■ **EXERCISE TASKS**:
**a.** In the blog post about the dating-profile sentence, where did the remarks calling the writer names come from?
**b.** Rewrite the paragraph beginning "My critics assert sexism" from the blog post about the dating-profile sentence as a short bulleted list that keeps its main facts.
**c.** Carry the blog post about the dating-profile sentence forward, picking up right after its last sentence.

PC overload, or am I really an oinking pig?
Am I a "wannabe sensitive new age guy" or a "patriarchal asshole?" Within the past 24 hours, I've been called out as both. And I don't identify with either label; they don't really speak to my soul, so I'm hoping a "c" choice comes up soon.

Those remarks, skimmed from the message stream generated by the presence of my "profile" on several online matchmaking boards. Yes, I do list on a few, but this post isn't to explain or defend why I do that. Rather, it's all about my word choices therein.

Typical to these profiles is a query regarding "What type of partner are you looking for?", "Describe your ideal match," or somesuch. My standard response to this portion of the form contains, in part, the following verbiage:

I like women who are self-assured and independent, yet willing to be vulnerable and feminine at the right moments.

My critics assert sexism is just reeking out of every syllable in that sentence. If that's true, how unfortunate for me. But I've yet to decide whether or not there's merit in that assertion. I'm a well-spoken person, I know my intent wasn't sexist, and I don't always react immediately to negative feedback.

Saieth critic #1:

i see you using lots of sensitive male adjectives here, but i can see youre uncomfortable with them. you really betray yourself with the 'vulnerable & feminine.' what the fuck is that? even a wannabe sensitive newage guy like you ought to see the contradiction.

■ **PROVIDED INFORMATION**:
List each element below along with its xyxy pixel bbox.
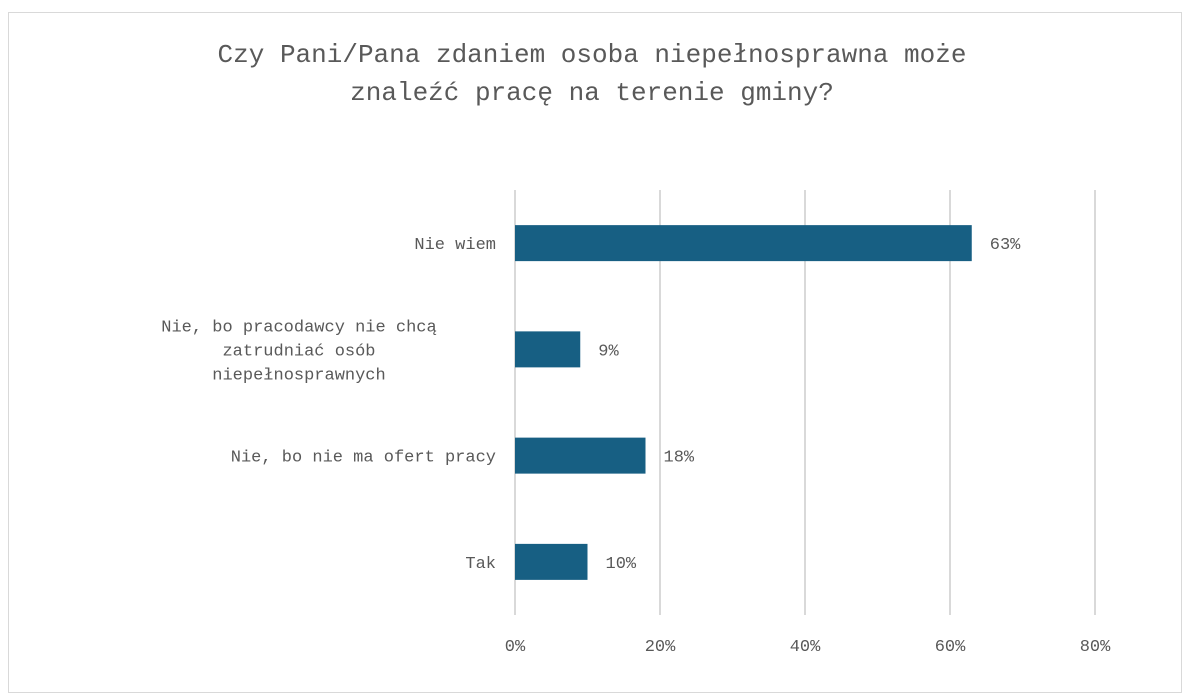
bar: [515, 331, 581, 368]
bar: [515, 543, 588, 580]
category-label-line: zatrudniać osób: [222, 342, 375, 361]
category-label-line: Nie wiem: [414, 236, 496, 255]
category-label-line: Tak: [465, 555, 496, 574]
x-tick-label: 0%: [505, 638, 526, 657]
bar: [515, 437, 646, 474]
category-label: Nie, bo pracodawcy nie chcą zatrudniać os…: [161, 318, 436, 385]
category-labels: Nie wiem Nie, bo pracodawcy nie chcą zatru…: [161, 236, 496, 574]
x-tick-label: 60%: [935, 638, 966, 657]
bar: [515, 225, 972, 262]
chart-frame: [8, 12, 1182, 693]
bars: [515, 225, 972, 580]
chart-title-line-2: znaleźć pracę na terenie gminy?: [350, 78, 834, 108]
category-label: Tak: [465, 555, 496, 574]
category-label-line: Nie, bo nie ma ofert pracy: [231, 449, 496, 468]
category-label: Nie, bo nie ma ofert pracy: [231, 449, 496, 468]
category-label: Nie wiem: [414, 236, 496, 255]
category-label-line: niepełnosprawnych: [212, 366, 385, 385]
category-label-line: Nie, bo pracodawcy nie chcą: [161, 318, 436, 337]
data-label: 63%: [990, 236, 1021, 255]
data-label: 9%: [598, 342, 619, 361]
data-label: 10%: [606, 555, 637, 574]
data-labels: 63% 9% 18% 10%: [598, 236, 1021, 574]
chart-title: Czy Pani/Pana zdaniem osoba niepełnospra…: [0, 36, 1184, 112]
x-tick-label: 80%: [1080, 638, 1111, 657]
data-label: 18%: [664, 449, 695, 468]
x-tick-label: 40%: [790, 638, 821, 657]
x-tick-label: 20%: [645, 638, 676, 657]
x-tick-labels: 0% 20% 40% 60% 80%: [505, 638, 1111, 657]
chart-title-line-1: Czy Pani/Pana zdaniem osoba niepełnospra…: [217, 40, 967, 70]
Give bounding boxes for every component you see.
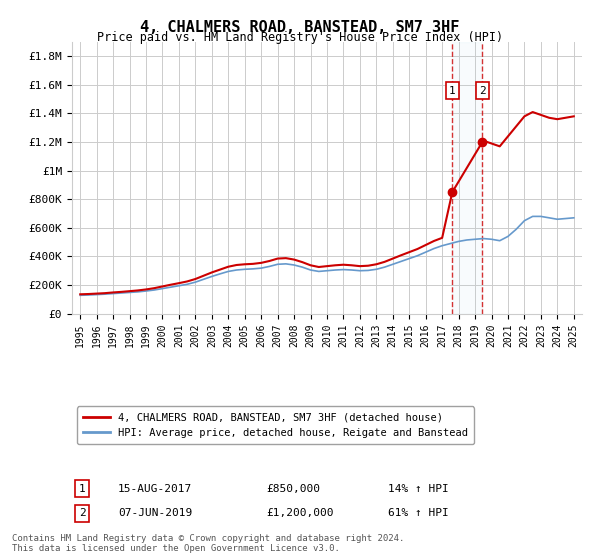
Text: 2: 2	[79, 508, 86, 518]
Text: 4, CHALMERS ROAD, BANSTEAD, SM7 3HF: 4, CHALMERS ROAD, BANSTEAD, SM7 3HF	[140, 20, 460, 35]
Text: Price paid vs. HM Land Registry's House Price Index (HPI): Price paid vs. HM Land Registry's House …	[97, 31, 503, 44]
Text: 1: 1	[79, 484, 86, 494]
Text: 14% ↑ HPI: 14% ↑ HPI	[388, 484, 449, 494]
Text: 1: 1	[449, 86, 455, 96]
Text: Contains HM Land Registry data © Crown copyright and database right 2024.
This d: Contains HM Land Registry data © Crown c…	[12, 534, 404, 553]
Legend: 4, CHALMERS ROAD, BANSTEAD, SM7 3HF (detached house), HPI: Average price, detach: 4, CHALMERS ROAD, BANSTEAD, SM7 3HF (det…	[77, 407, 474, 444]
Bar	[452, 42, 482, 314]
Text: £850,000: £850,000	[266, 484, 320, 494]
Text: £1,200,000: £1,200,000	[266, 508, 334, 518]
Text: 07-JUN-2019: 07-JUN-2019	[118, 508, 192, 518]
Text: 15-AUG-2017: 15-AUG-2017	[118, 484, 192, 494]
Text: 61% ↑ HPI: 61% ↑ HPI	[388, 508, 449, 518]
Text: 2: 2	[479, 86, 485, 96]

■ **RESULTS FOR THE EXERCISE**:
**a.** They came from the message stream generated by the writer's profile on several online matchmaking boards.

**b.**
- Critics claim that every syllable of the sentence reeks of sexism.
- If that is true, the writer considers it unfortunate.
- The writer has not yet decided whether the claim has merit.
- The writer is well-spoken, knows the intent was not sexist, and does not always react immediately to negative feedback.

**c.**
I assume the writer (who really betrays herself as a wannabe dominant personality by eschewing capitalization, dont'cha think?- oops, that slipped out) believes I am indeed equating vulnerability with femininity. For the record, I wasn't; I was holding two separate concepts in my mind when I wrote that, then I lazily spliced them together with perhaps the wrong conjunction. I was using those terms loosely as antonyms to "self-assured and independent," which in theory should not prevent a woman from being "vulnerable and feminine," but in practice often seems to. I want someone who can move between the worlds, fair enough? And, to boot, I say "willing to be," which I think further relates my vision of a woman having the power of this choice.

Critic #2 makes the same distinction, with a further twist:

Who would be deciding which moments are the "right moments?" In the world of the patriarchal asshole, I suppose this means whenever you have a hard-on.

There's the problem with suppositions, right there. And wow, what an aggressively sexist response to boot. In fact, this is the comment that makes me want to leave my profile alone. If my statements are repellent to women who have such ill-conceived perceptions of men, they're working just fine. Still, is there merit to what she says? I envisioned "right moments" as a muturally nirvanic, privately shared state of romantic bliss, that perhaps eludes a description of greater specificity or brevity. Ya know you're in it when you're there, I guess. Or maybe not, depending. Could I state it better, or more neutrally?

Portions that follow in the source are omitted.